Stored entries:
★ ★ ★ ★ ★
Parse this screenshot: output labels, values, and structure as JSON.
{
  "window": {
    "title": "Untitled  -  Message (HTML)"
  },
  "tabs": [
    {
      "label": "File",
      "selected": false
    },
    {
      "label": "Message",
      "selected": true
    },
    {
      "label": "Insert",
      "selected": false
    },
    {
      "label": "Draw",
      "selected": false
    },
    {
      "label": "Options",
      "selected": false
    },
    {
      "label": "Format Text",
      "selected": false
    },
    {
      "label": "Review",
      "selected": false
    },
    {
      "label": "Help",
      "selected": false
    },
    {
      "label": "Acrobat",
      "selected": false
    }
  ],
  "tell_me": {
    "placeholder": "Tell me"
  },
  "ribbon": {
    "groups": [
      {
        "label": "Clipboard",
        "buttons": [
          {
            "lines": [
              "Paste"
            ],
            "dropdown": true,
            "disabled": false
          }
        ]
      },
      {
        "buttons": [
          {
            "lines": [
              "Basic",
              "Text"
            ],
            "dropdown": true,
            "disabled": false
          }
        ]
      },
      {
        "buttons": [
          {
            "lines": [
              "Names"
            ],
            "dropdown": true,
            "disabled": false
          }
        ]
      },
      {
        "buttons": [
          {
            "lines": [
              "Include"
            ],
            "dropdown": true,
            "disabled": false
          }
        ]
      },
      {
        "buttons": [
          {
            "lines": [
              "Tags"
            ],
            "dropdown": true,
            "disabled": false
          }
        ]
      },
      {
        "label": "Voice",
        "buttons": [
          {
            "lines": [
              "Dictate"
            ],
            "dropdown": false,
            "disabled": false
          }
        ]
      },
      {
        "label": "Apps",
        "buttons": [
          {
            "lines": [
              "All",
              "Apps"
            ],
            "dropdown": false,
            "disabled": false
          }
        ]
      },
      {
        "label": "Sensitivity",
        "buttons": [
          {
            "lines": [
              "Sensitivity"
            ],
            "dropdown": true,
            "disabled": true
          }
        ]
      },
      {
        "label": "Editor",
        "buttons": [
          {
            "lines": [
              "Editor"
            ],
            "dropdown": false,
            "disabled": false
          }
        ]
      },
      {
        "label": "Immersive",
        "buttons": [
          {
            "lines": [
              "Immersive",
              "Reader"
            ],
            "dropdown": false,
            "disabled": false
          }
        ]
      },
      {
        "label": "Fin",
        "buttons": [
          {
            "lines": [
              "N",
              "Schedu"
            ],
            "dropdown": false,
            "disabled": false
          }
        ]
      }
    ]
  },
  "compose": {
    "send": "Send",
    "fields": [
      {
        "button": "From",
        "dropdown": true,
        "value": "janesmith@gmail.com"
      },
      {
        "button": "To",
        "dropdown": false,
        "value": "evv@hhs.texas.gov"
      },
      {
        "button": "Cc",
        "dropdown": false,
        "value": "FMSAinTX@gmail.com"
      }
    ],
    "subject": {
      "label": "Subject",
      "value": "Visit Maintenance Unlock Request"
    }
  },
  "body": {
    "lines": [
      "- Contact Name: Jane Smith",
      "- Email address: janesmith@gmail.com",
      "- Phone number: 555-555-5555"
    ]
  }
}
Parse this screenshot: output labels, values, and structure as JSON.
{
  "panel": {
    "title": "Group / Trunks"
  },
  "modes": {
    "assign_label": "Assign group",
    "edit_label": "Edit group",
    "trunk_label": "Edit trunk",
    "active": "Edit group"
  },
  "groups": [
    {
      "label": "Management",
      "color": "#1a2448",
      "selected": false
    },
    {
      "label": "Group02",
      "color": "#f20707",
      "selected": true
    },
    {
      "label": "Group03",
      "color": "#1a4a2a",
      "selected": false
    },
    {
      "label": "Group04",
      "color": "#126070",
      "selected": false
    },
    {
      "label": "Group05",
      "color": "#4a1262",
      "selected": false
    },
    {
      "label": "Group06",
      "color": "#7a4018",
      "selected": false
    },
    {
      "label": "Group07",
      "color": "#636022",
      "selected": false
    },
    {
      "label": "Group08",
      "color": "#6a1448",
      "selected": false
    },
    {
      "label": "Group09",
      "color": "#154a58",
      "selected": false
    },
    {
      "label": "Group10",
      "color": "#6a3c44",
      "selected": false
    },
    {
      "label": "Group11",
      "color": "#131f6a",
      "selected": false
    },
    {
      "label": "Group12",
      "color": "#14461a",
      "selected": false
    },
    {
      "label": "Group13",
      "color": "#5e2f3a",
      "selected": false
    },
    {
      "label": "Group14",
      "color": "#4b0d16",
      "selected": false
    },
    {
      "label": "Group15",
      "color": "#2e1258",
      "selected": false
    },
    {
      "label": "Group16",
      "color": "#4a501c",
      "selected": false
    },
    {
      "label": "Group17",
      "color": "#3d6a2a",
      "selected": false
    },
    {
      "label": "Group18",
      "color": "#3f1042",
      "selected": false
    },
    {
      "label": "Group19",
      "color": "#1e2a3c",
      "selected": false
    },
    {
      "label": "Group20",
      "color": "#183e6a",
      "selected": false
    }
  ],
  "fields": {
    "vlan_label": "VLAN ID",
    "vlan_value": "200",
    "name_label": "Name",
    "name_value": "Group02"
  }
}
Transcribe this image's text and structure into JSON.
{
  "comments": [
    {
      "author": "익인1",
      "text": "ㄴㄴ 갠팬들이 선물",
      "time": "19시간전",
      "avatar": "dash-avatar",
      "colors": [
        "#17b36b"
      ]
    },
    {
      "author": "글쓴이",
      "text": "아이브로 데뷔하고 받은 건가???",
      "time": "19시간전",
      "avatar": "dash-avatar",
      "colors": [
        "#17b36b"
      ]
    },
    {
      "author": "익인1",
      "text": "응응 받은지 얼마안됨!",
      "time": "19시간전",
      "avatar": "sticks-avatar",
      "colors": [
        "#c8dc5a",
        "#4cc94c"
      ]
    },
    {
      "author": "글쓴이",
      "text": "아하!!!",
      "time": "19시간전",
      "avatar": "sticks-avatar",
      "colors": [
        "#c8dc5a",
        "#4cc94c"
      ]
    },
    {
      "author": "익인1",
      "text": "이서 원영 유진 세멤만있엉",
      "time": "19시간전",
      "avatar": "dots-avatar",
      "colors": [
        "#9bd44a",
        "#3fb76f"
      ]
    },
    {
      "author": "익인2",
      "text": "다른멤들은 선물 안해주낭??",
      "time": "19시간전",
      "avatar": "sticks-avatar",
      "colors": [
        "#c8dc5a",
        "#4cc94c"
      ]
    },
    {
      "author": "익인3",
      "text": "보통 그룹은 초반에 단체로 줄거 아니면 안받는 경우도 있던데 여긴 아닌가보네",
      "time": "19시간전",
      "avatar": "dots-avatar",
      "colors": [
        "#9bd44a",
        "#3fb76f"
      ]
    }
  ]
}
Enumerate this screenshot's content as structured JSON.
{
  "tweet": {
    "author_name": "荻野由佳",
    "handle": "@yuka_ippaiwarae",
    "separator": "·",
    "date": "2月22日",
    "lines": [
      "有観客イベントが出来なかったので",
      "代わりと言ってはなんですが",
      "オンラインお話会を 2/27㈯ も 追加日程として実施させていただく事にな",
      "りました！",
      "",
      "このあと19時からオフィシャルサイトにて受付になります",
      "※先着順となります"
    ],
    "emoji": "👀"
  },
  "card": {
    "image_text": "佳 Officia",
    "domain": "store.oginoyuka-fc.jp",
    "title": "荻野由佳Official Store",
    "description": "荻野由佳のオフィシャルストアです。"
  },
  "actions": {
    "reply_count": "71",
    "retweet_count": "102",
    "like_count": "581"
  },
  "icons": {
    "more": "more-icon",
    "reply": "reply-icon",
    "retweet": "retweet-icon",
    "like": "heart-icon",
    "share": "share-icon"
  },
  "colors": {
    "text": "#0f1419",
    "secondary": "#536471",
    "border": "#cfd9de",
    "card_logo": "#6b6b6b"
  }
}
★ ★ ★ ★ ★
Could you quote the material above in full, exactly as it stands?

**EXERCISE RESULT:**
Parse this screenshot: output labels, values, and structure as JSON.
{
  "window": {
    "title": "Untitled  -  Message (HTML)"
  },
  "tabs": [
    {
      "label": "File",
      "selected": false
    },
    {
      "label": "Message",
      "selected": true
    },
    {
      "label": "Insert",
      "selected": false
    },
    {
      "label": "Draw",
      "selected": false
    },
    {
      "label": "Options",
      "selected": false
    },
    {
      "label": "Format Text",
      "selected": false
    },
    {
      "label": "Review",
      "selected": false
    },
    {
      "label": "Help",
      "selected": false
    },
    {
      "label": "Acrobat",
      "selected": false
    }
  ],
  "tell_me": {
    "placeholder": "Tell me"
  },
  "ribbon": {
    "groups": [
      {
        "label": "Clipboard",
        "buttons": [
          {
            "lines": [
              "Paste"
            ],
            "dropdown": true,
            "disabled": false
          }
        ]
      },
      {
        "buttons": [
          {
            "lines": [
              "Basic",
              "Text"
            ],
            "dropdown": true,
            "disabled": false
          }
        ]
      },
      {
        "buttons": [
          {
            "lines": [
              "Names"
            ],
            "dropdown": true,
            "disabled": false
          }
        ]
      },
      {
        "buttons": [
          {
            "lines": [
              "Include"
            ],
            "dropdown": true,
            "disabled": false
          }
        ]
      },
      {
        "buttons": [
          {
            "lines": [
              "Tags"
            ],
            "dropdown": true,
            "disabled": false
          }
        ]
      },
      {
        "label": "Voice",
        "buttons": [
          {
            "lines": [
              "Dictate"
            ],
            "dropdown": false,
            "disabled": false
          }
        ]
      },
      {
        "label": "Apps",
        "buttons": [
          {
            "lines": [
              "All",
              "Apps"
            ],
            "dropdown": false,
            "disabled": false
          }
        ]
      },
      {
        "label": "Sensitivity",
        "buttons": [
          {
            "lines": [
              "Sensitivity"
            ],
            "dropdown": true,
            "disabled": true
          }
        ]
      },
      {
        "label": "Editor",
        "buttons": [
          {
            "lines": [
              "Editor"
            ],
            "dropdown": false,
            "disabled": false
          }
        ]
      },
      {
        "label": "Immersive",
        "buttons": [
          {
            "lines": [
              "Immersive",
              "Reader"
            ],
            "dropdown": false,
            "disabled": false
          }
        ]
      },
      {
        "label": "Fin",
        "buttons": [
          {
            "lines": [
              "N",
              "Schedu"
            ],
            "dropdown": false,
            "disabled": false
          }
        ]
      }
    ]
  },
  "compose": {
    "send": "Send",
    "fields": [
      {
        "button": "From",
        "dropdown": true,
        "value": "janesmith@gmail.com"
      },
      {
        "button": "To",
        "dropdown": false,
        "value": "evv@hhs.texas.gov"
      },
      {
        "button": "Cc",
        "dropdown": false,
        "value": "FMSAinTX@gmail.com"
      }
    ],
    "subject": {
      "label": "Subject",
      "value": "Visit Maintenance Unlock Request"
    }
  },
  "body": {
    "lines": [
      "- Contact Name: Jane Smith",
      "- Email address: janesmith@gmail.com",
      "- Phone number: 555-555-5555"
    ]
  }
}
Parse this screenshot: output labels, values, and structure as JSON.
{
  "panel": {
    "title": "Group / Trunks"
  },
  "modes": {
    "assign_label": "Assign group",
    "edit_label": "Edit group",
    "trunk_label": "Edit trunk",
    "active": "Edit group"
  },
  "groups": [
    {
      "label": "Management",
      "color": "#1a2448",
      "selected": false
    },
    {
      "label": "Group02",
      "color": "#f20707",
      "selected": true
    },
    {
      "label": "Group03",
      "color": "#1a4a2a",
      "selected": false
    },
    {
      "label": "Group04",
      "color": "#126070",
      "selected": false
    },
    {
      "label": "Group05",
      "color": "#4a1262",
      "selected": false
    },
    {
      "label": "Group06",
      "color": "#7a4018",
      "selected": false
    },
    {
      "label": "Group07",
      "color": "#636022",
      "selected": false
    },
    {
      "label": "Group08",
      "color": "#6a1448",
      "selected": false
    },
    {
      "label": "Group09",
      "color": "#154a58",
      "selected": false
    },
    {
      "label": "Group10",
      "color": "#6a3c44",
      "selected": false
    },
    {
      "label": "Group11",
      "color": "#131f6a",
      "selected": false
    },
    {
      "label": "Group12",
      "color": "#14461a",
      "selected": false
    },
    {
      "label": "Group13",
      "color": "#5e2f3a",
      "selected": false
    },
    {
      "label": "Group14",
      "color": "#4b0d16",
      "selected": false
    },
    {
      "label": "Group15",
      "color": "#2e1258",
      "selected": false
    },
    {
      "label": "Group16",
      "color": "#4a501c",
      "selected": false
    },
    {
      "label": "Group17",
      "color": "#3d6a2a",
      "selected": false
    },
    {
      "label": "Group18",
      "color": "#3f1042",
      "selected": false
    },
    {
      "label": "Group19",
      "color": "#1e2a3c",
      "selected": false
    },
    {
      "label": "Group20",
      "color": "#183e6a",
      "selected": false
    }
  ],
  "fields": {
    "vlan_label": "VLAN ID",
    "vlan_value": "200",
    "name_label": "Name",
    "name_value": "Group02"
  }
}
Transcribe this image's text and structure into JSON.
{
  "comments": [
    {
      "author": "익인1",
      "text": "ㄴㄴ 갠팬들이 선물",
      "time": "19시간전",
      "avatar": "dash-avatar",
      "colors": [
        "#17b36b"
      ]
    },
    {
      "author": "글쓴이",
      "text": "아이브로 데뷔하고 받은 건가???",
      "time": "19시간전",
      "avatar": "dash-avatar",
      "colors": [
        "#17b36b"
      ]
    },
    {
      "author": "익인1",
      "text": "응응 받은지 얼마안됨!",
      "time": "19시간전",
      "avatar": "sticks-avatar",
      "colors": [
        "#c8dc5a",
        "#4cc94c"
      ]
    },
    {
      "author": "글쓴이",
      "text": "아하!!!",
      "time": "19시간전",
      "avatar": "sticks-avatar",
      "colors": [
        "#c8dc5a",
        "#4cc94c"
      ]
    },
    {
      "author": "익인1",
      "text": "이서 원영 유진 세멤만있엉",
      "time": "19시간전",
      "avatar": "dots-avatar",
      "colors": [
        "#9bd44a",
        "#3fb76f"
      ]
    },
    {
      "author": "익인2",
      "text": "다른멤들은 선물 안해주낭??",
      "time": "19시간전",
      "avatar": "sticks-avatar",
      "colors": [
        "#c8dc5a",
        "#4cc94c"
      ]
    },
    {
      "author": "익인3",
      "text": "보통 그룹은 초반에 단체로 줄거 아니면 안받는 경우도 있던데 여긴 아닌가보네",
      "time": "19시간전",
      "avatar": "dots-avatar",
      "colors": [
        "#9bd44a",
        "#3fb76f"
      ]
    }
  ]
}
Enumerate this screenshot's content as structured JSON.
{
  "tweet": {
    "author_name": "荻野由佳",
    "handle": "@yuka_ippaiwarae",
    "separator": "·",
    "date": "2月22日",
    "lines": [
      "有観客イベントが出来なかったので",
      "代わりと言ってはなんですが",
      "オンラインお話会を 2/27㈯ も 追加日程として実施させていただく事にな",
      "りました！",
      "",
      "このあと19時からオフィシャルサイトにて受付になります",
      "※先着順となります"
    ],
    "emoji": "👀"
  },
  "card": {
    "image_text": "佳 Officia",
    "domain": "store.oginoyuka-fc.jp",
    "title": "荻野由佳Official Store",
    "description": "荻野由佳のオフィシャルストアです。"
  },
  "actions": {
    "reply_count": "71",
    "retweet_count": "102",
    "like_count": "581"
  },
  "icons": {
    "more": "more-icon",
    "reply": "reply-icon",
    "retweet": "retweet-icon",
    "like": "heart-icon",
    "share": "share-icon"
  },
  "colors": {
    "text": "#0f1419",
    "secondary": "#536471",
    "border": "#cfd9de",
    "card_logo": "#6b6b6b"
  }
}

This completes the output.